* Exercise prompt:
Reproduce the entries exactly.

* Data for processing:
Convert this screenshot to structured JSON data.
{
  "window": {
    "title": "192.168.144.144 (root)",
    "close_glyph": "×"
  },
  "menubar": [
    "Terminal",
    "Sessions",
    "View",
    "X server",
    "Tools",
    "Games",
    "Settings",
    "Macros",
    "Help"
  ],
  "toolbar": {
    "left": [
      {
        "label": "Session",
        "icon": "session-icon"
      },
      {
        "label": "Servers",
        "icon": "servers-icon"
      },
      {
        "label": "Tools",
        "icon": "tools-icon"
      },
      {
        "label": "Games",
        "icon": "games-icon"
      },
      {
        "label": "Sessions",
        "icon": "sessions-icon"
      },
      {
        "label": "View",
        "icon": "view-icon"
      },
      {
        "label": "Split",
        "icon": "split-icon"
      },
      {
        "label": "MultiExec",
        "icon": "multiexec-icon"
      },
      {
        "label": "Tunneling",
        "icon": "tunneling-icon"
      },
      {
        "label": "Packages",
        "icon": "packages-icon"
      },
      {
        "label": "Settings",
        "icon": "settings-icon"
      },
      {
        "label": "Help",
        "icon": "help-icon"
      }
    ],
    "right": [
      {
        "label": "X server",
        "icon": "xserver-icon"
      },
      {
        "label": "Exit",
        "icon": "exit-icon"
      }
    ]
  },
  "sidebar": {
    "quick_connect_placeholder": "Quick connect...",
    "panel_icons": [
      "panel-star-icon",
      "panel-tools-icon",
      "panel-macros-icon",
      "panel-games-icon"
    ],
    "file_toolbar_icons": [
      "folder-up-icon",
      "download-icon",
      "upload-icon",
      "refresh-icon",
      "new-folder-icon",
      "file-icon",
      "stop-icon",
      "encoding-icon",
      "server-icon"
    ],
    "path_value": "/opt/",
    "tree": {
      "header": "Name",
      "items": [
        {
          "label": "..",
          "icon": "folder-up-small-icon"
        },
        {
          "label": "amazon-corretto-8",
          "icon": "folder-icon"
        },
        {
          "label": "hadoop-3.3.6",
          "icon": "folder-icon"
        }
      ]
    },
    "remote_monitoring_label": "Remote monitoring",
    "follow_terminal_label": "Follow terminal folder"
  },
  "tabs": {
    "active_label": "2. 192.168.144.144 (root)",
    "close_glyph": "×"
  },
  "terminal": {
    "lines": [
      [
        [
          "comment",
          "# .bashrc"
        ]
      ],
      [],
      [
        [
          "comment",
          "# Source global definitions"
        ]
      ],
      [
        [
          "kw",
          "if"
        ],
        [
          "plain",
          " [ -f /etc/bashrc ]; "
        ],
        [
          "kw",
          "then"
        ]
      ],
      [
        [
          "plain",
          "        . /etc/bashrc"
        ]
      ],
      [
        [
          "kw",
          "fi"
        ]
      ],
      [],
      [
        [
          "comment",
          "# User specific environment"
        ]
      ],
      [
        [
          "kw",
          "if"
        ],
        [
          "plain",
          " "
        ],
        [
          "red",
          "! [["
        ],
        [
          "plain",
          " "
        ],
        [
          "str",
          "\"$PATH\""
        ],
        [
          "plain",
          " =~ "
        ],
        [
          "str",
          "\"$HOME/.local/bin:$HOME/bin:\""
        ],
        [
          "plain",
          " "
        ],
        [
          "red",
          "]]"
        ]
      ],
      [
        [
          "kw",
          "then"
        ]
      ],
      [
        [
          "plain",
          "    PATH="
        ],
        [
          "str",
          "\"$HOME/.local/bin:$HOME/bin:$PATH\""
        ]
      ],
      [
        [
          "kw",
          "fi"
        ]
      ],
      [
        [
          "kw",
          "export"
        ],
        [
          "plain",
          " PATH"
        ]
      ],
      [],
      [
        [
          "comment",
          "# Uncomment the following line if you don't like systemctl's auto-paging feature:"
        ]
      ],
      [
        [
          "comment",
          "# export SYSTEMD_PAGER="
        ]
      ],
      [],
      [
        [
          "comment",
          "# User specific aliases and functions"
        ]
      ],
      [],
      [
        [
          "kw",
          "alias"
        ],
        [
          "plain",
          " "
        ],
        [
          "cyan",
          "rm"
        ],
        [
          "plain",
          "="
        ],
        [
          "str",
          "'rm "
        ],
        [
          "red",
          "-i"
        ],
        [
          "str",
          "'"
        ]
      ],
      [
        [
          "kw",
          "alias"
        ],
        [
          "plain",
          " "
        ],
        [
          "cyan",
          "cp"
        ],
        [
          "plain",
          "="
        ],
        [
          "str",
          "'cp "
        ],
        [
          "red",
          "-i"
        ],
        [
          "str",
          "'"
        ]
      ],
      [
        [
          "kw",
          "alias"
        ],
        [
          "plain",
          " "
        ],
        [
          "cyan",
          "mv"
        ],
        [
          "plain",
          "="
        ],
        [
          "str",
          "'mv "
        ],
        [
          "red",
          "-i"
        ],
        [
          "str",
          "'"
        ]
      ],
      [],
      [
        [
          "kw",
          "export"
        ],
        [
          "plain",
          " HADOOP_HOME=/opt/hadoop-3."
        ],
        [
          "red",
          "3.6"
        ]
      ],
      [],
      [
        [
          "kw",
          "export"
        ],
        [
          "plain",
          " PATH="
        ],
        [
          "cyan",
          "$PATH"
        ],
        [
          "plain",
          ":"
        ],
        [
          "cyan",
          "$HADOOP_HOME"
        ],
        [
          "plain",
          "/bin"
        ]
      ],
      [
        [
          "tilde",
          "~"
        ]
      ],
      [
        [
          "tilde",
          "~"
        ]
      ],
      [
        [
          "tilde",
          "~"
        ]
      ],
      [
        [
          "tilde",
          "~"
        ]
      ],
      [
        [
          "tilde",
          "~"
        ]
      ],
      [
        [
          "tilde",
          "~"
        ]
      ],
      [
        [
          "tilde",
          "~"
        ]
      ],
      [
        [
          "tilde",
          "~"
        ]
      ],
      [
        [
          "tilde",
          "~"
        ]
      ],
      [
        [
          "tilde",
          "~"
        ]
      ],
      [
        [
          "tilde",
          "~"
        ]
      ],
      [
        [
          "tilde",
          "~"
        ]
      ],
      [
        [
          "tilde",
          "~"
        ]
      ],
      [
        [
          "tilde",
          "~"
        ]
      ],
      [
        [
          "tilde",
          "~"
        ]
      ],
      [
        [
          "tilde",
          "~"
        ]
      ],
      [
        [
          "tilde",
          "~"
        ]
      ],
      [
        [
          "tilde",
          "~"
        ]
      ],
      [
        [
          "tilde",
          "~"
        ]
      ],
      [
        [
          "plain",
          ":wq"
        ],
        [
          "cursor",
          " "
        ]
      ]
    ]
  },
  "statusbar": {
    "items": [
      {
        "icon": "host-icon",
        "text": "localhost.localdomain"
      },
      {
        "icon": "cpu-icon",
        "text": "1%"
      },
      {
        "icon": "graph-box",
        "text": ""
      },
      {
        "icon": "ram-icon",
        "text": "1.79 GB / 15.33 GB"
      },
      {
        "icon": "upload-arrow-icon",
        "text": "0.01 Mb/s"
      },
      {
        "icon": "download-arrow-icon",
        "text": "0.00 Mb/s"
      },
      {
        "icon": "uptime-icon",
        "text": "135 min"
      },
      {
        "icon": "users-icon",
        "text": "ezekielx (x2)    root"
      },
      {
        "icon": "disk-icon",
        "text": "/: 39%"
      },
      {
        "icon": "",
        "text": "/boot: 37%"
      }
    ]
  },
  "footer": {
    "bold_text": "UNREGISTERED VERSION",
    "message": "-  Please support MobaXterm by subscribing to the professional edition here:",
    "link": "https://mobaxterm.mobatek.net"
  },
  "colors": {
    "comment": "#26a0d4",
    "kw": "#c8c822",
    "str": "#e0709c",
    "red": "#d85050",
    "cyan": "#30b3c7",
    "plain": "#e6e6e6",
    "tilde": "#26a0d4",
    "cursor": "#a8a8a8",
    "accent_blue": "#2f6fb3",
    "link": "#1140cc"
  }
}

* Solution to this problem:
Convert this screenshot to structured JSON data.
{
  "window": {
    "title": "192.168.144.144 (root)",
    "close_glyph": "×"
  },
  "menubar": [
    "Terminal",
    "Sessions",
    "View",
    "X server",
    "Tools",
    "Games",
    "Settings",
    "Macros",
    "Help"
  ],
  "toolbar": {
    "left": [
      {
        "label": "Session",
        "icon": "session-icon"
      },
      {
        "label": "Servers",
        "icon": "servers-icon"
      },
      {
        "label": "Tools",
        "icon": "tools-icon"
      },
      {
        "label": "Games",
        "icon": "games-icon"
      },
      {
        "label": "Sessions",
        "icon": "sessions-icon"
      },
      {
        "label": "View",
        "icon": "view-icon"
      },
      {
        "label": "Split",
        "icon": "split-icon"
      },
      {
        "label": "MultiExec",
        "icon": "multiexec-icon"
      },
      {
        "label": "Tunneling",
        "icon": "tunneling-icon"
      },
      {
        "label": "Packages",
        "icon": "packages-icon"
      },
      {
        "label": "Settings",
        "icon": "settings-icon"
      },
      {
        "label": "Help",
        "icon": "help-icon"
      }
    ],
    "right": [
      {
        "label": "X server",
        "icon": "xserver-icon"
      },
      {
        "label": "Exit",
        "icon": "exit-icon"
      }
    ]
  },
  "sidebar": {
    "quick_connect_placeholder": "Quick connect...",
    "panel_icons": [
      "panel-star-icon",
      "panel-tools-icon",
      "panel-macros-icon",
      "panel-games-icon"
    ],
    "file_toolbar_icons": [
      "folder-up-icon",
      "download-icon",
      "upload-icon",
      "refresh-icon",
      "new-folder-icon",
      "file-icon",
      "stop-icon",
      "encoding-icon",
      "server-icon"
    ],
    "path_value": "/opt/",
    "tree": {
      "header": "Name",
      "items": [
        {
          "label": "..",
          "icon": "folder-up-small-icon"
        },
        {
          "label": "amazon-corretto-8",
          "icon": "folder-icon"
        },
        {
          "label": "hadoop-3.3.6",
          "icon": "folder-icon"
        }
      ]
    },
    "remote_monitoring_label": "Remote monitoring",
    "follow_terminal_label": "Follow terminal folder"
  },
  "tabs": {
    "active_label": "2. 192.168.144.144 (root)",
    "close_glyph": "×"
  },
  "terminal": {
    "lines": [
      [
        [
          "comment",
          "# .bashrc"
        ]
      ],
      [],
      [
        [
          "comment",
          "# Source global definitions"
        ]
      ],
      [
        [
          "kw",
          "if"
        ],
        [
          "plain",
          " [ -f /etc/bashrc ]; "
        ],
        [
          "kw",
          "then"
        ]
      ],
      [
        [
          "plain",
          "        . /etc/bashrc"
        ]
      ],
      [
        [
          "kw",
          "fi"
        ]
      ],
      [],
      [
        [
          "comment",
          "# User specific environment"
        ]
      ],
      [
        [
          "kw",
          "if"
        ],
        [
          "plain",
          " "
        ],
        [
          "red",
          "! [["
        ],
        [
          "plain",
          " "
        ],
        [
          "str",
          "\"$PATH\""
        ],
        [
          "plain",
          " =~ "
        ],
        [
          "str",
          "\"$HOME/.local/bin:$HOME/bin:\""
        ],
        [
          "plain",
          " "
        ],
        [
          "red",
          "]]"
        ]
      ],
      [
        [
          "kw",
          "then"
        ]
      ],
      [
        [
          "plain",
          "    PATH="
        ],
        [
          "str",
          "\"$HOME/.local/bin:$HOME/bin:$PATH\""
        ]
      ],
      [
        [
          "kw",
          "fi"
        ]
      ],
      [
        [
          "kw",
          "export"
        ],
        [
          "plain",
          " PATH"
        ]
      ],
      [],
      [
        [
          "comment",
          "# Uncomment the following line if you don't like systemctl's auto-paging feature:"
        ]
      ],
      [
        [
          "comment",
          "# export SYSTEMD_PAGER="
        ]
      ],
      [],
      [
        [
          "comment",
          "# User specific aliases and functions"
        ]
      ],
      [],
      [
        [
          "kw",
          "alias"
        ],
        [
          "plain",
          " "
        ],
        [
          "cyan",
          "rm"
        ],
        [
          "plain",
          "="
        ],
        [
          "str",
          "'rm "
        ],
        [
          "red",
          "-i"
        ],
        [
          "str",
          "'"
        ]
      ],
      [
        [
          "kw",
          "alias"
        ],
        [
          "plain",
          " "
        ],
        [
          "cyan",
          "cp"
        ],
        [
          "plain",
          "="
        ],
        [
          "str",
          "'cp "
        ],
        [
          "red",
          "-i"
        ],
        [
          "str",
          "'"
        ]
      ],
      [
        [
          "kw",
          "alias"
        ],
        [
          "plain",
          " "
        ],
        [
          "cyan",
          "mv"
        ],
        [
          "plain",
          "="
        ],
        [
          "str",
          "'mv "
        ],
        [
          "red",
          "-i"
        ],
        [
          "str",
          "'"
        ]
      ],
      [],
      [
        [
          "kw",
          "export"
        ],
        [
          "plain",
          " HADOOP_HOME=/opt/hadoop-3."
        ],
        [
          "red",
          "3.6"
        ]
      ],
      [],
      [
        [
          "kw",
          "export"
        ],
        [
          "plain",
          " PATH="
        ],
        [
          "cyan",
          "$PATH"
        ],
        [
          "plain",
          ":"
        ],
        [
          "cyan",
          "$HADOOP_HOME"
        ],
        [
          "plain",
          "/bin"
        ]
      ],
      [
        [
          "tilde",
          "~"
        ]
      ],
      [
        [
          "tilde",
          "~"
        ]
      ],
      [
        [
          "tilde",
          "~"
        ]
      ],
      [
        [
          "tilde",
          "~"
        ]
      ],
      [
        [
          "tilde",
          "~"
        ]
      ],
      [
        [
          "tilde",
          "~"
        ]
      ],
      [
        [
          "tilde",
          "~"
        ]
      ],
      [
        [
          "tilde",
          "~"
        ]
      ],
      [
        [
          "tilde",
          "~"
        ]
      ],
      [
        [
          "tilde",
          "~"
        ]
      ],
      [
        [
          "tilde",
          "~"
        ]
      ],
      [
        [
          "tilde",
          "~"
        ]
      ],
      [
        [
          "tilde",
          "~"
        ]
      ],
      [
        [
          "tilde",
          "~"
        ]
      ],
      [
        [
          "tilde",
          "~"
        ]
      ],
      [
        [
          "tilde",
          "~"
        ]
      ],
      [
        [
          "tilde",
          "~"
        ]
      ],
      [
        [
          "tilde",
          "~"
        ]
      ],
      [
        [
          "tilde",
          "~"
        ]
      ],
      [
        [
          "plain",
          ":wq"
        ],
        [
          "cursor",
          " "
        ]
      ]
    ]
  },
  "statusbar": {
    "items": [
      {
        "icon": "host-icon",
        "text": "localhost.localdomain"
      },
      {
        "icon": "cpu-icon",
        "text": "1%"
      },
      {
        "icon": "graph-box",
        "text": ""
      },
      {
        "icon": "ram-icon",
        "text": "1.79 GB / 15.33 GB"
      },
      {
        "icon": "upload-arrow-icon",
        "text": "0.01 Mb/s"
      },
      {
        "icon": "download-arrow-icon",
        "text": "0.00 Mb/s"
      },
      {
        "icon": "uptime-icon",
        "text": "135 min"
      },
      {
        "icon": "users-icon",
        "text": "ezekielx (x2)    root"
      },
      {
        "icon": "disk-icon",
        "text": "/: 39%"
      },
      {
        "icon": "",
        "text": "/boot: 37%"
      }
    ]
  },
  "footer": {
    "bold_text": "UNREGISTERED VERSION",
    "message": "-  Please support MobaXterm by subscribing to the professional edition here:",
    "link": "https://mobaxterm.mobatek.net"
  },
  "colors": {
    "comment": "#26a0d4",
    "kw": "#c8c822",
    "str": "#e0709c",
    "red": "#d85050",
    "cyan": "#30b3c7",
    "plain": "#e6e6e6",
    "tilde": "#26a0d4",
    "cursor": "#a8a8a8",
    "accent_blue": "#2f6fb3",
    "link": "#1140cc"
  }
}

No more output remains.